Problem to solve:
Tally the lines that contain the string "กษาท" and give the number by itself.

# START OF Information given

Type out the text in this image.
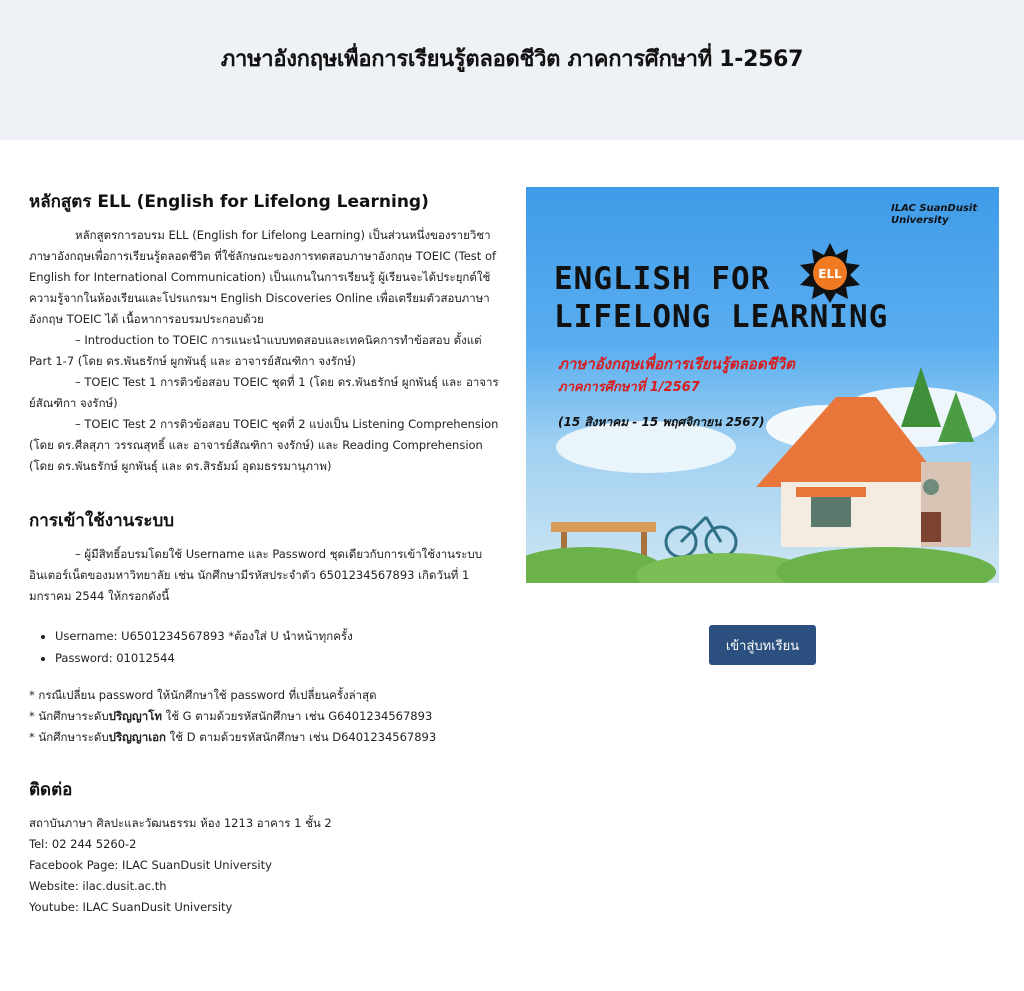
ภาษาอังกฤษเพื่อการเรียนรู้ตลอดชีวิต ภาคการศึกษาที่ 1-2567
หลักสูตร ELL (English for Lifelong Learning)

หลักสูตรการอบรม ELL (English for Lifelong Learning) เป็นส่วนหนึ่งของรายวิชาภาษาอังกฤษเพื่อการเรียนรู้ตลอดชีวิต ที่ใช้ลักษณะของการทดสอบภาษาอังกฤษ TOEIC (Test of English for International Communication) เป็นแกนในการเรียนรู้ ผู้เรียนจะได้ประยุกต์ใช้ความรู้จากในห้องเรียนและโปรแกรมฯ English Discoveries Online เพื่อเตรียมตัวสอบภาษาอังกฤษ TOEIC ได้ เนื้อหาการอบรมประกอบด้วย

– Introduction to TOEIC การแนะนำแบบทดสอบและเทคนิคการทำข้อสอบ ตั้งแต่ Part 1-7 (โดย ดร.พันธรักษ์ ผูกพันธุ์ และ อาจารย์สัณฑิกา จงรักษ์)

– TOEIC Test 1 การติวข้อสอบ TOEIC ชุดที่ 1 (โดย ดร.พันธรักษ์ ผูกพันธุ์ และ อาจารย์สัณฑิกา จงรักษ์)

– TOEIC Test 2 การติวข้อสอบ TOEIC ชุดที่ 2 แบ่งเป็น Listening Comprehension (โดย ดร.ศีลสุภา วรรณสุทธิ์ และ อาจารย์สัณฑิกา จงรักษ์) และ Reading Comprehension (โดย ดร.พันธรักษ์ ผูกพันธุ์ และ ดร.สิรธัมม์ อุดมธรรมานุภาพ)

การเข้าใช้งานระบบ

– ผู้มีสิทธิ์อบรมโดยใช้ Username และ Password ชุดเดียวกับการเข้าใช้งานระบบอินเตอร์เน็ตของมหาวิทยาลัย เช่น นักศึกษามีรหัสประจำตัว 6501234567893 เกิดวันที่ 1 มกราคม 2544 ให้กรอกดังนี้

• Username: U6501234567893 *ต้องใส่ U นำหน้าทุกครั้ง
• Password: 01012544
* กรณีเปลี่ยน password ให้นักศึกษาใช้ password ที่เปลี่ยนครั้งล่าสุด
* นักศึกษาระดับปริญญาโท ใช้ G ตามด้วยรหัสนักศึกษา เช่น G6401234567893
* นักศึกษาระดับปริญญาเอก ใช้ D ตามด้วยรหัสนักศึกษา เช่น D6401234567893
ติดต่อ
สถาบันภาษา ศิลปะและวัฒนธรรม ห้อง 1213 อาคาร 1 ชั้น 2
Tel: 02 244 5260-2
Facebook Page: ILAC SuanDusit University
Website: ilac.dusit.ac.th
Youtube: ILAC SuanDusit University
ELL
ILAC SuanDusit University
ENGLISH FOR
LIFELONG LEARNING
ภาษาอังกฤษเพื่อการเรียนรู้ตลอดชีวิต
ภาคการศึกษาที่ 1/2567
(15 สิงหาคม - 15 พฤศจิกายน 2567)
เข้าสู่บทเรียน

# END OF Information given

Full solution:
2